Your instructions — Copy the items word for word, beginning with the line that contains "180, 129, 308]" and continuing through the line that contains "265, 186, 269]", including both of those lines.

The records —
======

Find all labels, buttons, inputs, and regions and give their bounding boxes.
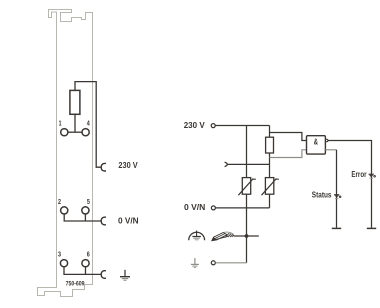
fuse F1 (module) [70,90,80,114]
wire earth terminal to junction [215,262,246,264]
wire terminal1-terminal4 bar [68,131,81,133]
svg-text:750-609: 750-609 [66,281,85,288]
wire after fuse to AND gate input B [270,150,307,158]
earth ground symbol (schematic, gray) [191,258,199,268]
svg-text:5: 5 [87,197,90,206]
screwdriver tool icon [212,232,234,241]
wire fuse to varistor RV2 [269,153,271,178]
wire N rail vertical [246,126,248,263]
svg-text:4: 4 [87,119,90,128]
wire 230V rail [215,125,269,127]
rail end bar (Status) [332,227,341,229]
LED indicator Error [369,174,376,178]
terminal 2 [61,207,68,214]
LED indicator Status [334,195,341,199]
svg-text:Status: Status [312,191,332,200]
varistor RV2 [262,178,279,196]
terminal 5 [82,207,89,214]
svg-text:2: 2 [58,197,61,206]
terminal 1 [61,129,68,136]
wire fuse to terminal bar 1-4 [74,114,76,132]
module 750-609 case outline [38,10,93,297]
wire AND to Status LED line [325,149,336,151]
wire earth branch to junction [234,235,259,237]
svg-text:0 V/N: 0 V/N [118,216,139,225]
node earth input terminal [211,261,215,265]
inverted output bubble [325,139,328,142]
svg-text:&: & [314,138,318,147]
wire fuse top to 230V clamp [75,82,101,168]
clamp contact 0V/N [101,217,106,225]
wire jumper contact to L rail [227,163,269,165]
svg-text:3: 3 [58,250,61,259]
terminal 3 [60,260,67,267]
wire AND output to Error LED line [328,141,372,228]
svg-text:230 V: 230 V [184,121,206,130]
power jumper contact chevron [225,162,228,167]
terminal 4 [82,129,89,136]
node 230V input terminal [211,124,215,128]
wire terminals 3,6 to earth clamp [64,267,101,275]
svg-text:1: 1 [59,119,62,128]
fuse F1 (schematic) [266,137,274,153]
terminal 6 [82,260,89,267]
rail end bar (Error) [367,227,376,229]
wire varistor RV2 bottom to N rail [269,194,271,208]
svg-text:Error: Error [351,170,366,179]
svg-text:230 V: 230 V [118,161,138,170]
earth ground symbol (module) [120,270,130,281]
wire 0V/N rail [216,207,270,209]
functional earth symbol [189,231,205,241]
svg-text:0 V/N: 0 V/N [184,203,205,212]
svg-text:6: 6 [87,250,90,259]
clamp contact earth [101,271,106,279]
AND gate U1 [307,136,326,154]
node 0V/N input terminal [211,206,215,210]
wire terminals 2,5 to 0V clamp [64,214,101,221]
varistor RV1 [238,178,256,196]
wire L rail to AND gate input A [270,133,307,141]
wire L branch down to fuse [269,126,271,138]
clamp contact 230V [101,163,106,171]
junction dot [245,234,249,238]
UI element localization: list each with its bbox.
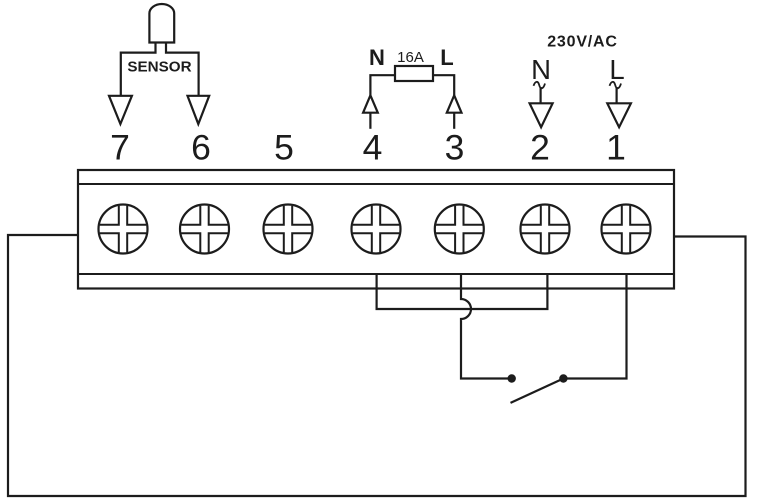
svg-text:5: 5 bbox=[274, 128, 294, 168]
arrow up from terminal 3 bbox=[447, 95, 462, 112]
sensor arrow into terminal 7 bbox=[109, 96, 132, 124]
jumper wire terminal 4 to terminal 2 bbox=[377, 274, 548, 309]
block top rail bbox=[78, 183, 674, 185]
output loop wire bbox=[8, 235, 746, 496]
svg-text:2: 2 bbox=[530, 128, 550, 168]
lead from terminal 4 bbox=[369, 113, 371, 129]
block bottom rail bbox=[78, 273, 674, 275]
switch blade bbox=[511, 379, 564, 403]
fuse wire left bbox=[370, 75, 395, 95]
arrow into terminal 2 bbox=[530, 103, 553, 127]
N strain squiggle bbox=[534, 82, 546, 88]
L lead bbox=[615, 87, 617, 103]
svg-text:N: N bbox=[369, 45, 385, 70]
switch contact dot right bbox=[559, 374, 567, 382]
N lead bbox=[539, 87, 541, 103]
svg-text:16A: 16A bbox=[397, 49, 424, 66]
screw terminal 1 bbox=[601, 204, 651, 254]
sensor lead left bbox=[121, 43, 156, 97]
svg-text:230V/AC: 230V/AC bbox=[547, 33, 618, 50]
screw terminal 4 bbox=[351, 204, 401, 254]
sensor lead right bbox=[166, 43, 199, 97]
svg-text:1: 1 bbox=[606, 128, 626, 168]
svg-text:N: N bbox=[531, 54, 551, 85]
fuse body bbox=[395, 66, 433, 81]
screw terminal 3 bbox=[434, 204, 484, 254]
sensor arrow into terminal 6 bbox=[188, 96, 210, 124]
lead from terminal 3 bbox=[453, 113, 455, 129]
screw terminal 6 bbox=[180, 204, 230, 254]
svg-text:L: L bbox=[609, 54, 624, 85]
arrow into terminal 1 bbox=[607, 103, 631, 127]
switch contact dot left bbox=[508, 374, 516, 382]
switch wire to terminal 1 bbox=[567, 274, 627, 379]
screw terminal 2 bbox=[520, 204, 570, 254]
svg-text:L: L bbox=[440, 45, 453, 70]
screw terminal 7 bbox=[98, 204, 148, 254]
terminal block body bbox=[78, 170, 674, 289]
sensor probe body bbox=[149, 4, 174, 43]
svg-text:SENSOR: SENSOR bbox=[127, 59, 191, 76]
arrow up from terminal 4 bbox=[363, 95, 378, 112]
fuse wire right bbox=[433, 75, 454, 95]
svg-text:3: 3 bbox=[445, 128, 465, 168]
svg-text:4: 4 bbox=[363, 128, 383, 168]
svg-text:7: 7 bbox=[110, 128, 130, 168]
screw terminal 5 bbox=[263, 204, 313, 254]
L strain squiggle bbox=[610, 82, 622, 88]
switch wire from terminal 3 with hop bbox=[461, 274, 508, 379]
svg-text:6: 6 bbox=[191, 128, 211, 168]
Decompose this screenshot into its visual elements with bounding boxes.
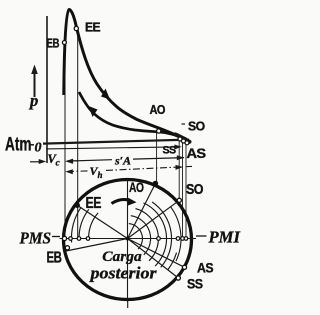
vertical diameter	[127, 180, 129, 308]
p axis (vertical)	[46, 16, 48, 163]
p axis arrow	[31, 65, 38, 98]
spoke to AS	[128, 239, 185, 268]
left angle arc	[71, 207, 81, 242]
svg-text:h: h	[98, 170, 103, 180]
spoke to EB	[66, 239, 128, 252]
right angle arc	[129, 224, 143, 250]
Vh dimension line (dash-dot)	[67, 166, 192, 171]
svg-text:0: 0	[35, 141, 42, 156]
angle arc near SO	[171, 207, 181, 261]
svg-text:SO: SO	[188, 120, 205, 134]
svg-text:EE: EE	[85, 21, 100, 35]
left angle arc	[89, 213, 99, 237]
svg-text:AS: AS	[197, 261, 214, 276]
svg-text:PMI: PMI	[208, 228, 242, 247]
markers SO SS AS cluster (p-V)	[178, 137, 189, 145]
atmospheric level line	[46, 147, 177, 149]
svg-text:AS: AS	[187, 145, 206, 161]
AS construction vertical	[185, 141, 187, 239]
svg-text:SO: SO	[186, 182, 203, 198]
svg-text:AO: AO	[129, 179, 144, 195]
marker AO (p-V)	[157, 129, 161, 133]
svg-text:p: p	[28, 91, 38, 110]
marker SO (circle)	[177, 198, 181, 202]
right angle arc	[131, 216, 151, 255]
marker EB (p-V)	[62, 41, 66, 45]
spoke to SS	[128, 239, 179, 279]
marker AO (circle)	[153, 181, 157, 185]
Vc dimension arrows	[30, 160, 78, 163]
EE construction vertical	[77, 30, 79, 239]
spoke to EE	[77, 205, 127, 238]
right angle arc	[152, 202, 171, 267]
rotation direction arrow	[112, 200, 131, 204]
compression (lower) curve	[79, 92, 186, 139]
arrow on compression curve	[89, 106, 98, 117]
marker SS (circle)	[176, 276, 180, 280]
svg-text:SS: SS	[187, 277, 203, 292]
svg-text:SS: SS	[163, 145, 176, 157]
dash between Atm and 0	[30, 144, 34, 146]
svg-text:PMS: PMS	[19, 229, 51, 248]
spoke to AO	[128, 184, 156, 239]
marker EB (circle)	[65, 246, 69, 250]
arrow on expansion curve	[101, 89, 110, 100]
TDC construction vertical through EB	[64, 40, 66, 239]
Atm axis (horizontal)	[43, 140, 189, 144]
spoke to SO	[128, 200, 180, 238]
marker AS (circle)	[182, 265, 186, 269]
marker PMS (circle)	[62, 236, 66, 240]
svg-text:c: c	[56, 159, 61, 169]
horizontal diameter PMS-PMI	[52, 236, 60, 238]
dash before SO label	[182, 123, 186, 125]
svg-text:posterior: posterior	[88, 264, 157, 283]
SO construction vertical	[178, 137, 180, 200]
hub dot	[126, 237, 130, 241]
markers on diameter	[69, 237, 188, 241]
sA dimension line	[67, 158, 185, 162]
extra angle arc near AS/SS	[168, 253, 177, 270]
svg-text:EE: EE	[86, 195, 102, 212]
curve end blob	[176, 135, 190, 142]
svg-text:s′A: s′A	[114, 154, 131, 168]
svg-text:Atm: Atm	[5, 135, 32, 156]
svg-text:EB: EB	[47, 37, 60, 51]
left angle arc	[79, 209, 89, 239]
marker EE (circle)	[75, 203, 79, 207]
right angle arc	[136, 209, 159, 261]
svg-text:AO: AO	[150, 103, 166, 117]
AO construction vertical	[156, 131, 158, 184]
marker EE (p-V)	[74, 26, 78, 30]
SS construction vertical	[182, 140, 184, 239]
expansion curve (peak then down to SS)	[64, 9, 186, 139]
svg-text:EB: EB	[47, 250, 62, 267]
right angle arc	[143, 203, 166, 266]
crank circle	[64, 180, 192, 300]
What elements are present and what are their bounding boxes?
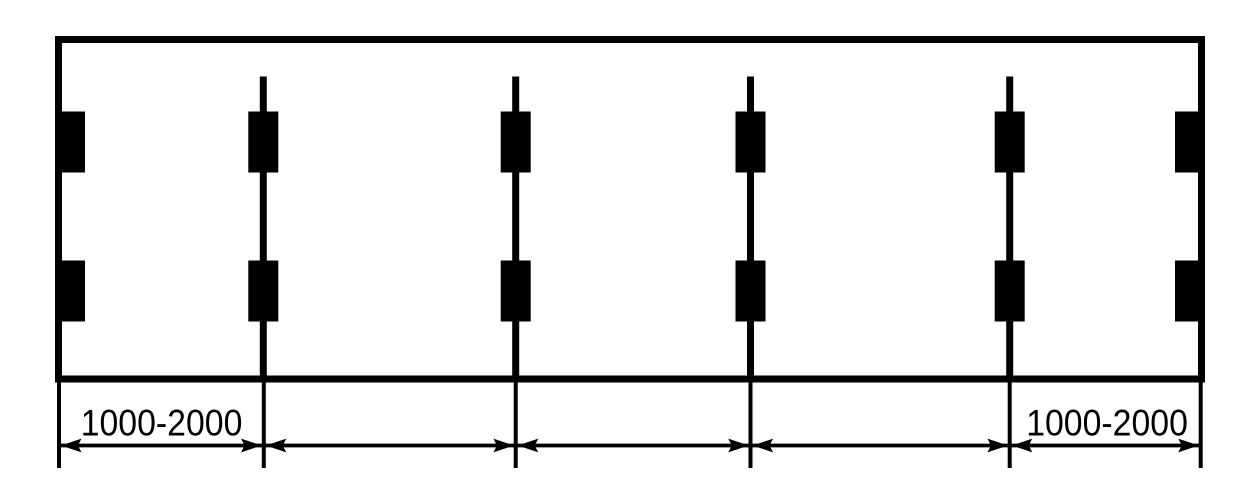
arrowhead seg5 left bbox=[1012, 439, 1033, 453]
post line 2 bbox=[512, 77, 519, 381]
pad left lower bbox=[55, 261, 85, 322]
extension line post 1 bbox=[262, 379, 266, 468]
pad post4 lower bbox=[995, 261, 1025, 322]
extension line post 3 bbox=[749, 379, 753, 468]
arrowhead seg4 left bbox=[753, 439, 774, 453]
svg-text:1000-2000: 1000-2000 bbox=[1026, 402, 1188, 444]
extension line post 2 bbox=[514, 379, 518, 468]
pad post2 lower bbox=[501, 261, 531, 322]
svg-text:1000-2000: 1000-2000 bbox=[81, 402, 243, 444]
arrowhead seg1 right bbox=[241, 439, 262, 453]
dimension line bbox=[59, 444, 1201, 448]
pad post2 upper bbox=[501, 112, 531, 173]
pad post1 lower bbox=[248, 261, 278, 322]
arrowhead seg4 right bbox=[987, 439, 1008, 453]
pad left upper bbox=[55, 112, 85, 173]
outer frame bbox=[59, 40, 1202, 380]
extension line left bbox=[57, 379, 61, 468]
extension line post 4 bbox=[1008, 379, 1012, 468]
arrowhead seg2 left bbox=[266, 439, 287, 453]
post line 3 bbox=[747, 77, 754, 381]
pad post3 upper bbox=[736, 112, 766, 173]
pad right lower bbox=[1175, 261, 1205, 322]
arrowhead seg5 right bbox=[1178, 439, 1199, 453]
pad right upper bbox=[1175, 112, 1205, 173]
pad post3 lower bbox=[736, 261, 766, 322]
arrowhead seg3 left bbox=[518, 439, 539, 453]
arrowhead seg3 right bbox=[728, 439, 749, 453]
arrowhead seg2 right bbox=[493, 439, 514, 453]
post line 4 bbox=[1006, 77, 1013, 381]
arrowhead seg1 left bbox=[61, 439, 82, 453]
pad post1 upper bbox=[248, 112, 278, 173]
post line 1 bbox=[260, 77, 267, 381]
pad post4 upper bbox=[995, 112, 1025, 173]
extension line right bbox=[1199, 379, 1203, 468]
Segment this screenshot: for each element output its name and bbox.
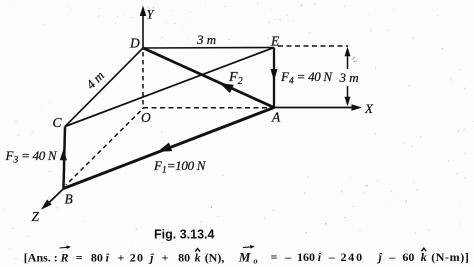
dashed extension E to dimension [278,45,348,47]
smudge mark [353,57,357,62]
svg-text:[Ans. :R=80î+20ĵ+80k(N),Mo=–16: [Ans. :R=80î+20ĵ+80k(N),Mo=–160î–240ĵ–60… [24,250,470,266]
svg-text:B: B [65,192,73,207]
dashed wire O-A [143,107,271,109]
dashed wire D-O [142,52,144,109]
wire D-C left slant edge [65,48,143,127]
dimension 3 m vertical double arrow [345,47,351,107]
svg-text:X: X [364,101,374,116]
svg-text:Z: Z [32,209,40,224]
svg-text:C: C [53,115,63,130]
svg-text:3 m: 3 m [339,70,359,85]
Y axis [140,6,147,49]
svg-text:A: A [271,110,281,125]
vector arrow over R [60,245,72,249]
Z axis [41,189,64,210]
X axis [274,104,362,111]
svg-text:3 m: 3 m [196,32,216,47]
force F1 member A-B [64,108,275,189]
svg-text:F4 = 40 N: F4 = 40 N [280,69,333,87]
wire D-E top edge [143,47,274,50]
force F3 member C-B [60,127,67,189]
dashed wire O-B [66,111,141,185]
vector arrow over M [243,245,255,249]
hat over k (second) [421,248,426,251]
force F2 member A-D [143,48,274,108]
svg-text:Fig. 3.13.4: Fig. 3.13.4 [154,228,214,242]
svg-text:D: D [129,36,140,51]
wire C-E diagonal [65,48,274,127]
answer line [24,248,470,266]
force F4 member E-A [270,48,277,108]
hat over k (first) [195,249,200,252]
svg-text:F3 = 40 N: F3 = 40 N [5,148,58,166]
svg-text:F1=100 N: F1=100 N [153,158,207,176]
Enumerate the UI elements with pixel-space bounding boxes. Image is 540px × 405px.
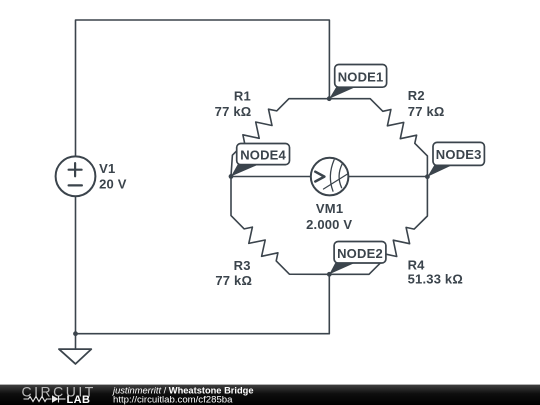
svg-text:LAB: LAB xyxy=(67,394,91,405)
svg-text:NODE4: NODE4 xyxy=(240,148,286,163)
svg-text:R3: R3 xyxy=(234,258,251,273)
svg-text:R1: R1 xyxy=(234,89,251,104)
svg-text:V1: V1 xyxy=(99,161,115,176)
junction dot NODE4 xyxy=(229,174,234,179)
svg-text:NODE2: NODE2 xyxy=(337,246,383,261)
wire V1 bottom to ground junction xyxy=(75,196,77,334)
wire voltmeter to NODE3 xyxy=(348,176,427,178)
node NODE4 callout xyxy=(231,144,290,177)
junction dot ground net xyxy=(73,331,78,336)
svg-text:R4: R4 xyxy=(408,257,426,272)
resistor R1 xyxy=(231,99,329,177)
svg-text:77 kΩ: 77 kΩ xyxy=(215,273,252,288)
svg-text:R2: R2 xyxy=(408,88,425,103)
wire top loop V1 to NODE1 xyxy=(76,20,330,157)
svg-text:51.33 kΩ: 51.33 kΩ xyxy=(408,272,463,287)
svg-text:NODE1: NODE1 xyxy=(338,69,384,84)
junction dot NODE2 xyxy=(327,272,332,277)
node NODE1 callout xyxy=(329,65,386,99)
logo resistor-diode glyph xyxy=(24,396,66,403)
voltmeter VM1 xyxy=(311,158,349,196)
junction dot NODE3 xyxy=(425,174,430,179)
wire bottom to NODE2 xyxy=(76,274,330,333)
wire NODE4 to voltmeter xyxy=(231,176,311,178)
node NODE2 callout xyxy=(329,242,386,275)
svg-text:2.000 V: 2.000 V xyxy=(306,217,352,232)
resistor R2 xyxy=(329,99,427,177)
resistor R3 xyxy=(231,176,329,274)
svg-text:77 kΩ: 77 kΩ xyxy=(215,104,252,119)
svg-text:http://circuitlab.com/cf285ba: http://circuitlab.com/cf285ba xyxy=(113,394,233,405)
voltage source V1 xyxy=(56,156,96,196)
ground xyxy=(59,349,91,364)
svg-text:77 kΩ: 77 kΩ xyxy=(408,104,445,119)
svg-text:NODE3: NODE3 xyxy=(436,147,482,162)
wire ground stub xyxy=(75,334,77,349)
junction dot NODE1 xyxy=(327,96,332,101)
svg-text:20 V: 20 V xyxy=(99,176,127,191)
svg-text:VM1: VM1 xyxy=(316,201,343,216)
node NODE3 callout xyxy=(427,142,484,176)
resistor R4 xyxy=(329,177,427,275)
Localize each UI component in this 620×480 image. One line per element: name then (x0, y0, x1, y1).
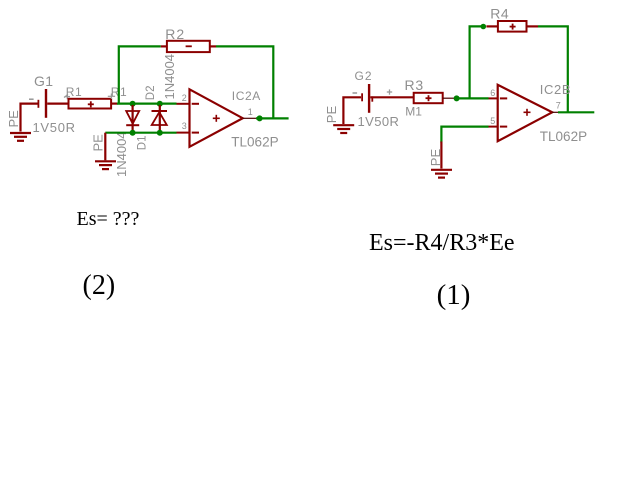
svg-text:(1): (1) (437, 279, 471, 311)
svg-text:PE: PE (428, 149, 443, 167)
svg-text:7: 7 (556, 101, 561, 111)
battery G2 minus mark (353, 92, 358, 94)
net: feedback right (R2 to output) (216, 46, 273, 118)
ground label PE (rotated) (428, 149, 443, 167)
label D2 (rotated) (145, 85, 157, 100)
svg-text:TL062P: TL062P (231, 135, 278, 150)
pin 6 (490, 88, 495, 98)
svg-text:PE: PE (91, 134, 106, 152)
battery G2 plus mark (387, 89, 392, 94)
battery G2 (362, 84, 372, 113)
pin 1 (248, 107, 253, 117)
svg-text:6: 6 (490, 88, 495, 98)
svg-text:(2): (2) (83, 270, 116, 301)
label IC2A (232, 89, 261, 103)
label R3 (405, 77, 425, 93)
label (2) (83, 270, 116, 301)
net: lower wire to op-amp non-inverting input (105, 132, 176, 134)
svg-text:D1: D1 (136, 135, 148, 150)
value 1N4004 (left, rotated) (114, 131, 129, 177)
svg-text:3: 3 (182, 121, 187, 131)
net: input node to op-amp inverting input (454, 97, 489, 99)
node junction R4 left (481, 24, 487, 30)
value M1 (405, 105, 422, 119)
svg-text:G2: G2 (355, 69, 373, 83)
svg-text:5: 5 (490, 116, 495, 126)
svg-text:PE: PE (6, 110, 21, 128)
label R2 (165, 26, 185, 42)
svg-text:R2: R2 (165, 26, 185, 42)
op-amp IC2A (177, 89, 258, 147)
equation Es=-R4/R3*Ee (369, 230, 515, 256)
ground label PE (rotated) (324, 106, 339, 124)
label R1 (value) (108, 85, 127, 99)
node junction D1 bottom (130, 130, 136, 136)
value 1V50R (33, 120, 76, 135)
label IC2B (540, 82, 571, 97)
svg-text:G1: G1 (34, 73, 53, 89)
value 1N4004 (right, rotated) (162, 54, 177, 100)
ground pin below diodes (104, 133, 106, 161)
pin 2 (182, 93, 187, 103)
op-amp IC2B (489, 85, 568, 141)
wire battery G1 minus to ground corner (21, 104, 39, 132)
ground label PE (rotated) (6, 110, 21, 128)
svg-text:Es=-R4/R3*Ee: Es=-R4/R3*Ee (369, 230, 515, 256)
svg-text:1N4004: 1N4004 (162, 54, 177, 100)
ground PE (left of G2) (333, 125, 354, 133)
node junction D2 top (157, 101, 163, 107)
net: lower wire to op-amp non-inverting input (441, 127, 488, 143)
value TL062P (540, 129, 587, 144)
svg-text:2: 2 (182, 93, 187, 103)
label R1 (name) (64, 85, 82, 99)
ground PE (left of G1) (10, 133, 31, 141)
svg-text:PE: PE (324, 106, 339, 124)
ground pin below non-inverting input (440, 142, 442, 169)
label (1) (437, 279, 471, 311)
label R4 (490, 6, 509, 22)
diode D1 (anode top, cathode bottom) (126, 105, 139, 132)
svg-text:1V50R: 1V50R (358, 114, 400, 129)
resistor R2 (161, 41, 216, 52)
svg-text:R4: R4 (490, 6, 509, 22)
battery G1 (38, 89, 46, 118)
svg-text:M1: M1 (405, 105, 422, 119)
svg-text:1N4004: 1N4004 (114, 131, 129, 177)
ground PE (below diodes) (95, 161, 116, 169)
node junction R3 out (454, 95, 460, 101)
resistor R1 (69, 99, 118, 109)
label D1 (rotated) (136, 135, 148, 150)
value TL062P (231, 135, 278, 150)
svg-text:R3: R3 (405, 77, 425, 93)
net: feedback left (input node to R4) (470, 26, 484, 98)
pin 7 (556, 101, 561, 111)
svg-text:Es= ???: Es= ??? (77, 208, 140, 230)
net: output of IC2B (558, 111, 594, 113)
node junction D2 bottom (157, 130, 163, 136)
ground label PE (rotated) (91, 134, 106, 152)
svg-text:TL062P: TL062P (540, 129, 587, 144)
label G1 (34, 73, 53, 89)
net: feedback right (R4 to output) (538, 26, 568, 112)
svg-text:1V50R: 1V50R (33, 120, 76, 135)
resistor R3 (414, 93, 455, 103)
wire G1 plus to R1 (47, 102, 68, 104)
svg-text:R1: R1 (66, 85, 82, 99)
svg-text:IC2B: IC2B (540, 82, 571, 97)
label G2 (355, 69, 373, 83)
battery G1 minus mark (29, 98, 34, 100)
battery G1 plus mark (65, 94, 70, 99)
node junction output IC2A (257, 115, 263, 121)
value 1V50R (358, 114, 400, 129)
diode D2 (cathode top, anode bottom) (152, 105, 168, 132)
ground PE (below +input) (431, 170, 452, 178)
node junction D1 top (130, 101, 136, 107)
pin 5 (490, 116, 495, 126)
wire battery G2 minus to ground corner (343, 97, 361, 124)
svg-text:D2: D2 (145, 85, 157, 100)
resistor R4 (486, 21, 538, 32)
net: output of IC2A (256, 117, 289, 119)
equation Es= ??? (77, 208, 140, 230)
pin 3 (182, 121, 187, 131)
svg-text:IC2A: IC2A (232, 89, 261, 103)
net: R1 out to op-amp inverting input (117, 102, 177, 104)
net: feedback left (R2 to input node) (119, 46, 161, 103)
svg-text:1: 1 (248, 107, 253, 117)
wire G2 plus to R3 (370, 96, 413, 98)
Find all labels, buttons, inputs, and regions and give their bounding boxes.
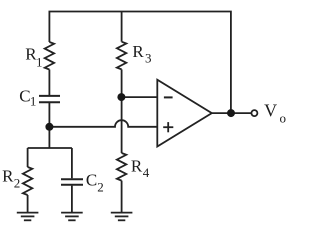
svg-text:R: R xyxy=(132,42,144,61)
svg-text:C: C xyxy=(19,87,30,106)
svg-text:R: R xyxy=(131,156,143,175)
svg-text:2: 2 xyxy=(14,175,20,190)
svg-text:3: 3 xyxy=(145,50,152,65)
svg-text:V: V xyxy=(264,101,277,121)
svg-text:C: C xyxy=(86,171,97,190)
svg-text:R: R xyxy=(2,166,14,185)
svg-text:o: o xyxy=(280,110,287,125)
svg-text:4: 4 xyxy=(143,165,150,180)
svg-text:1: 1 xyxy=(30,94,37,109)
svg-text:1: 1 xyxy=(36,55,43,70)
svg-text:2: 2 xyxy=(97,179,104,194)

======

Full response —
vertical diameter	[127, 180, 129, 308]
p axis (vertical)	[46, 16, 48, 163]
p axis arrow	[31, 65, 38, 98]
spoke to AS	[128, 239, 185, 268]
left angle arc	[71, 207, 81, 242]
svg-text:h: h	[98, 170, 103, 180]
spoke to EB	[66, 239, 128, 252]
right angle arc	[129, 224, 143, 250]
Vh dimension line (dash-dot)	[67, 166, 192, 171]
svg-text:0: 0	[35, 141, 42, 156]
angle arc near SO	[171, 207, 181, 261]
svg-text:SO: SO	[188, 120, 205, 134]
svg-text:EE: EE	[85, 21, 100, 35]
left angle arc	[89, 213, 99, 237]
svg-text:AS: AS	[197, 261, 214, 276]
svg-text:PMI: PMI	[208, 228, 242, 247]
markers SO SS AS cluster (p-V)	[178, 137, 189, 145]
atmospheric level line	[46, 147, 177, 149]
svg-text:AS: AS	[187, 145, 206, 161]
AS construction vertical	[185, 141, 187, 239]
svg-text:SO: SO	[186, 182, 203, 198]
svg-text:AO: AO	[129, 179, 144, 195]
marker AO (p-V)	[157, 129, 161, 133]
svg-text:p: p	[28, 91, 38, 110]
marker SO (circle)	[177, 198, 181, 202]
right angle arc	[131, 216, 151, 255]
marker EB (p-V)	[62, 41, 66, 45]
spoke to SS	[128, 239, 179, 279]
marker AO (circle)	[153, 181, 157, 185]
Vc dimension arrows	[30, 160, 78, 163]
EE construction vertical	[77, 30, 79, 239]
spoke to EE	[77, 205, 127, 238]
right angle arc	[152, 202, 171, 267]
rotation direction arrow	[112, 200, 131, 204]
compression (lower) curve	[79, 92, 186, 139]
arrow on compression curve	[89, 106, 98, 117]
marker SS (circle)	[176, 276, 180, 280]
svg-text:SS: SS	[187, 277, 203, 292]
svg-text:SS: SS	[163, 145, 176, 157]
dash between Atm and 0	[30, 144, 34, 146]
svg-text:PMS: PMS	[19, 229, 51, 248]
spoke to AO	[128, 184, 156, 239]
marker EB (circle)	[65, 246, 69, 250]
arrow on expansion curve	[101, 89, 110, 100]
TDC construction vertical through EB	[64, 40, 66, 239]
Atm axis (horizontal)	[43, 140, 189, 144]
spoke to SO	[128, 200, 180, 238]
marker AS (circle)	[182, 265, 186, 269]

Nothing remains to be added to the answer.